## Objective
In your copy, leave out the pictures; write out all the data exactly.
— START OF Extracted entries —
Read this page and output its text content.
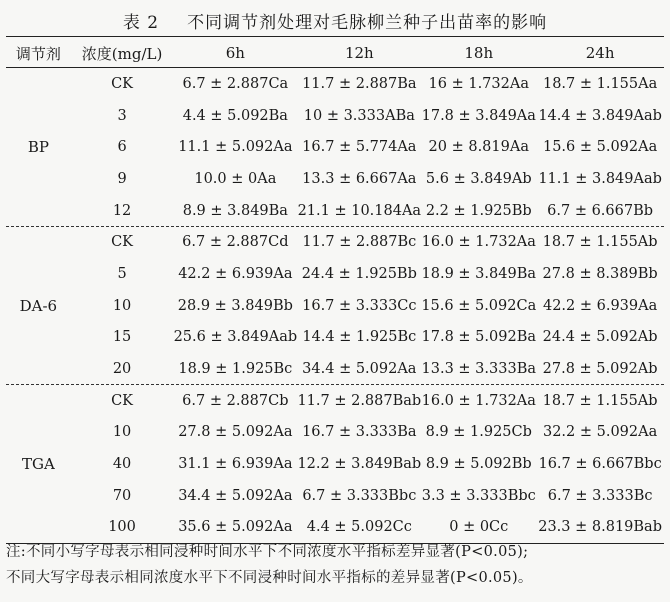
表 2 不同调节剂处理对毛脉柳兰种子出苗率的影响
调节剂	浓度(mg/L)	6h	12h	18h	24h
BP	CK	6.7 ± 2.887Ca	11.7 ± 2.887Ba	16 ± 1.732Aa	18.7 ± 1.155Aa
	3	4.4 ± 5.092Ba	10 ± 3.333ABa	17.8 ± 3.849Aa	14.4 ± 3.849Aab
	6	11.1 ± 5.092Aa	16.7 ± 5.774Aa	20 ± 8.819Aa	15.6 ± 5.092Aa
	9	10.0 ± 0Aa	13.3 ± 6.667Aa	5.6 ± 3.849Ab	11.1 ± 3.849Aab
	12	8.9 ± 3.849Ba	21.1 ± 10.184Aa	2.2 ± 1.925Bb	6.7 ± 6.667Bb
DA-6	CK	6.7 ± 2.887Cd	11.7 ± 2.887Bc	16.0 ± 1.732Aa	18.7 ± 1.155Ab
	5	42.2 ± 6.939Aa	24.4 ± 1.925Bb	18.9 ± 3.849Ba	27.8 ± 8.389Bb
	10	28.9 ± 3.849Bb	16.7 ± 3.333Cc	15.6 ± 5.092Ca	42.2 ± 6.939Aa
	15	25.6 ± 3.849Aab	14.4 ± 1.925Bc	17.8 ± 5.092Ba	24.4 ± 5.092Ab
	20	18.9 ± 1.925Bc	34.4 ± 5.092Aa	13.3 ± 3.333Ba	27.8 ± 5.092Ab
TGA	CK	6.7 ± 2.887Cb	11.7 ± 2.887Bab	16.0 ± 1.732Aa	18.7 ± 1.155Ab
	10	27.8 ± 5.092Aa	16.7 ± 3.333Ba	8.9 ± 1.925Cb	32.2 ± 5.092Aa
	40	31.1 ± 6.939Aa	12.2 ± 3.849Bab	8.9 ± 5.092Bb	16.7 ± 6.667Bbc
	70	34.4 ± 5.092Aa	6.7 ± 3.333Bbc	3.3 ± 3.333Bbc	6.7 ± 3.333Bc
	100	35.6 ± 5.092Aa	4.4 ± 5.092Cc	0 ± 0Cc	23.3 ± 8.819Bab
注:不同小写字母表示相同浸种时间水平下不同浓度水平指标差异显著(P<0.05);
不同大写字母表示相同浓度水平下不同浸种时间水平指标的差异显著(P<0.05)。
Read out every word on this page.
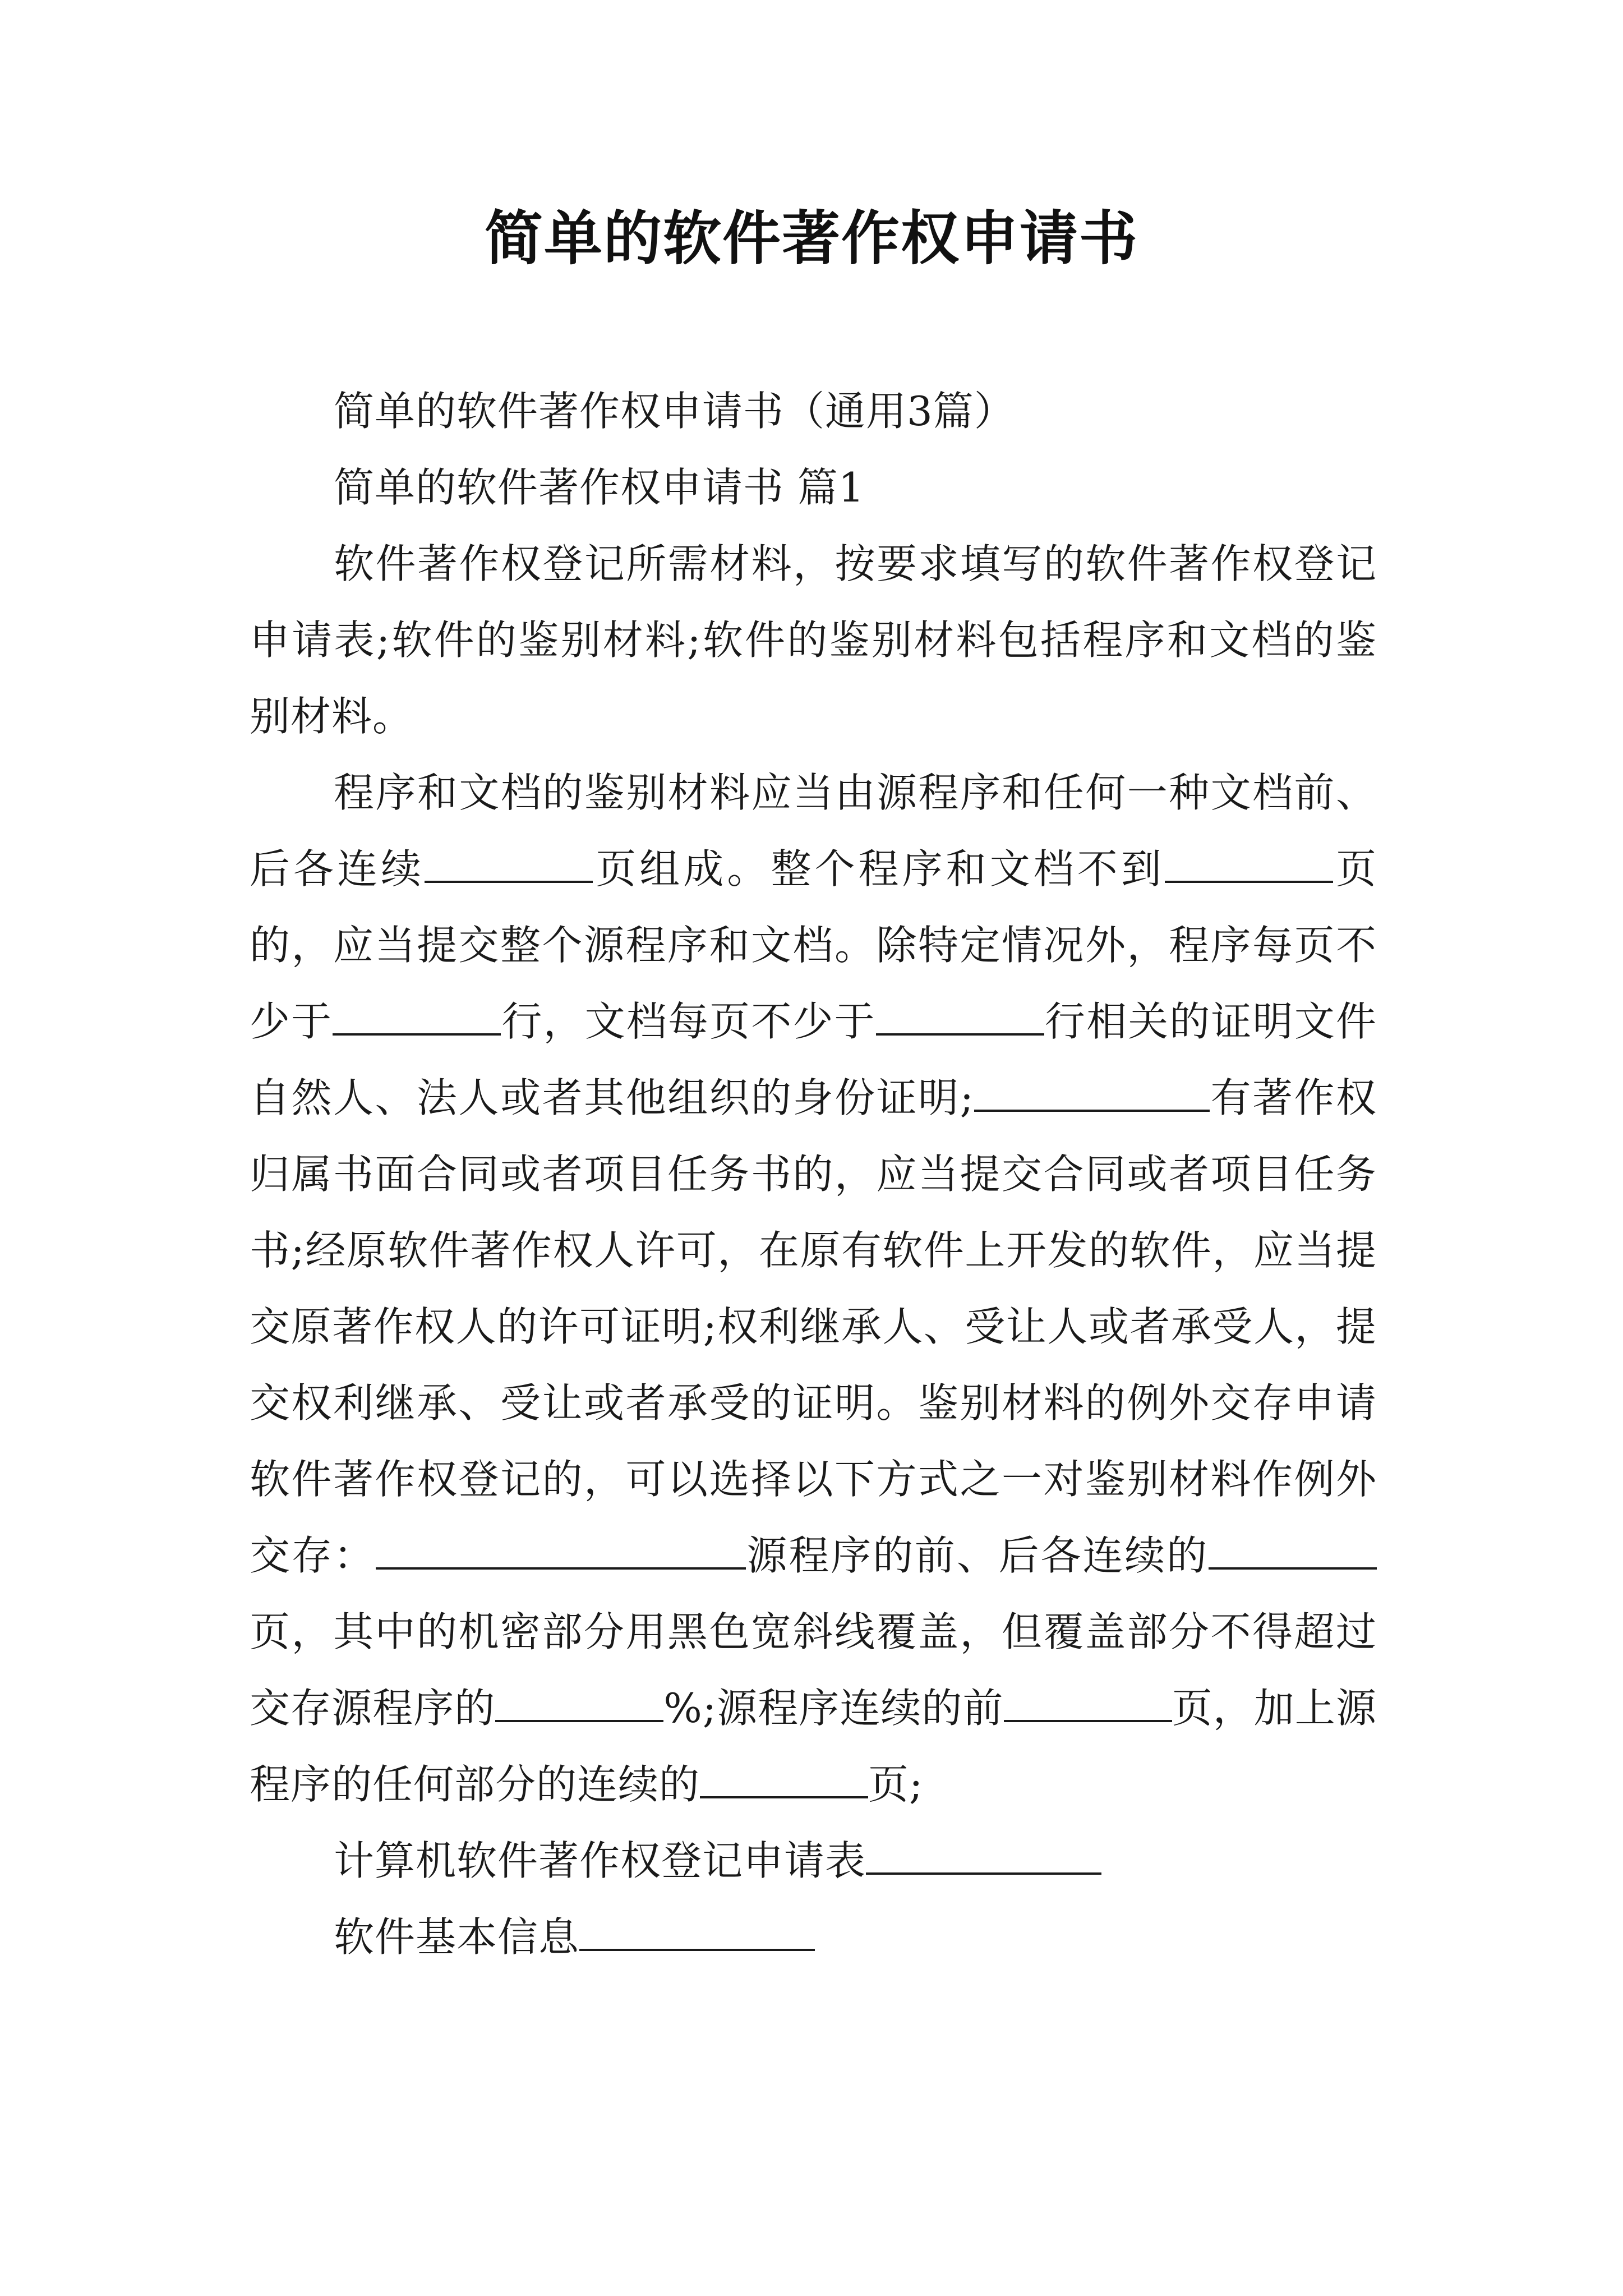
简单的软件著作权申请书

简单的软件著作权申请书（通用3篇）

简单的软件著作权申请书 篇1

软件著作权登记所需材料，按要求填写的软件著作权登记申请表;软件的鉴别材料;软件的鉴别材料包括程序和文档的鉴别材料。

程序和文档的鉴别材料应当由源程序和任何一种文档前、后各连续	页组成。整个程序和文档不到	页的，应当提交整个源程序和文档。除特定情况外，程序每页不少于	行，文档每页不少于	行相关的证明文件自然人、法人或者其他组织的身份证明;	有著作权归属书面合同或者项目任务书的，应当提交合同或者项目任务书;经原软件著作权人许可，在原有软件上开发的软件，应当提交原著作权人的许可证明;权利继承人、受让人或者承受人，提交权利继承、受让或者承受的证明。鉴别材料的例外交存申请软件著作权登记的，可以选择以下方式之一对鉴别材料作例外交存：	源程序的前、后各连续的页，其中的机密部分用黑色宽斜线覆盖，但覆盖部分不得超过交存源程序的	%;源程序连续的前	页，加上源程序的任何部分的连续的	页;

计算机软件著作权登记申请表

软件基本信息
— END OF Extracted entries —
## Expected answer
Read this page and output its text content.
表 2 不同调节剂处理对毛脉柳兰种子出苗率的影响
调节剂	浓度(mg/L)	6h	12h	18h	24h
BP	CK	6.7 ± 2.887Ca	11.7 ± 2.887Ba	16 ± 1.732Aa	18.7 ± 1.155Aa
	3	4.4 ± 5.092Ba	10 ± 3.333ABa	17.8 ± 3.849Aa	14.4 ± 3.849Aab
	6	11.1 ± 5.092Aa	16.7 ± 5.774Aa	20 ± 8.819Aa	15.6 ± 5.092Aa
	9	10.0 ± 0Aa	13.3 ± 6.667Aa	5.6 ± 3.849Ab	11.1 ± 3.849Aab
	12	8.9 ± 3.849Ba	21.1 ± 10.184Aa	2.2 ± 1.925Bb	6.7 ± 6.667Bb
DA-6	CK	6.7 ± 2.887Cd	11.7 ± 2.887Bc	16.0 ± 1.732Aa	18.7 ± 1.155Ab
	5	42.2 ± 6.939Aa	24.4 ± 1.925Bb	18.9 ± 3.849Ba	27.8 ± 8.389Bb
	10	28.9 ± 3.849Bb	16.7 ± 3.333Cc	15.6 ± 5.092Ca	42.2 ± 6.939Aa
	15	25.6 ± 3.849Aab	14.4 ± 1.925Bc	17.8 ± 5.092Ba	24.4 ± 5.092Ab
	20	18.9 ± 1.925Bc	34.4 ± 5.092Aa	13.3 ± 3.333Ba	27.8 ± 5.092Ab
TGA	CK	6.7 ± 2.887Cb	11.7 ± 2.887Bab	16.0 ± 1.732Aa	18.7 ± 1.155Ab
	10	27.8 ± 5.092Aa	16.7 ± 3.333Ba	8.9 ± 1.925Cb	32.2 ± 5.092Aa
	40	31.1 ± 6.939Aa	12.2 ± 3.849Bab	8.9 ± 5.092Bb	16.7 ± 6.667Bbc
	70	34.4 ± 5.092Aa	6.7 ± 3.333Bbc	3.3 ± 3.333Bbc	6.7 ± 3.333Bc
	100	35.6 ± 5.092Aa	4.4 ± 5.092Cc	0 ± 0Cc	23.3 ± 8.819Bab
注:不同小写字母表示相同浸种时间水平下不同浓度水平指标差异显著(P<0.05);
不同大写字母表示相同浓度水平下不同浸种时间水平指标的差异显著(P<0.05)。
Read out every word on this page.
简单的软件著作权申请书

简单的软件著作权申请书（通用3篇）

简单的软件著作权申请书 篇1

软件著作权登记所需材料，按要求填写的软件著作权登记申请表;软件的鉴别材料;软件的鉴别材料包括程序和文档的鉴别材料。

程序和文档的鉴别材料应当由源程序和任何一种文档前、后各连续	页组成。整个程序和文档不到	页的，应当提交整个源程序和文档。除特定情况外，程序每页不少于	行，文档每页不少于	行相关的证明文件自然人、法人或者其他组织的身份证明;	有著作权归属书面合同或者项目任务书的，应当提交合同或者项目任务书;经原软件著作权人许可，在原有软件上开发的软件，应当提交原著作权人的许可证明;权利继承人、受让人或者承受人，提交权利继承、受让或者承受的证明。鉴别材料的例外交存申请软件著作权登记的，可以选择以下方式之一对鉴别材料作例外交存：	源程序的前、后各连续的页，其中的机密部分用黑色宽斜线覆盖，但覆盖部分不得超过交存源程序的	%;源程序连续的前	页，加上源程序的任何部分的连续的	页;

计算机软件著作权登记申请表

软件基本信息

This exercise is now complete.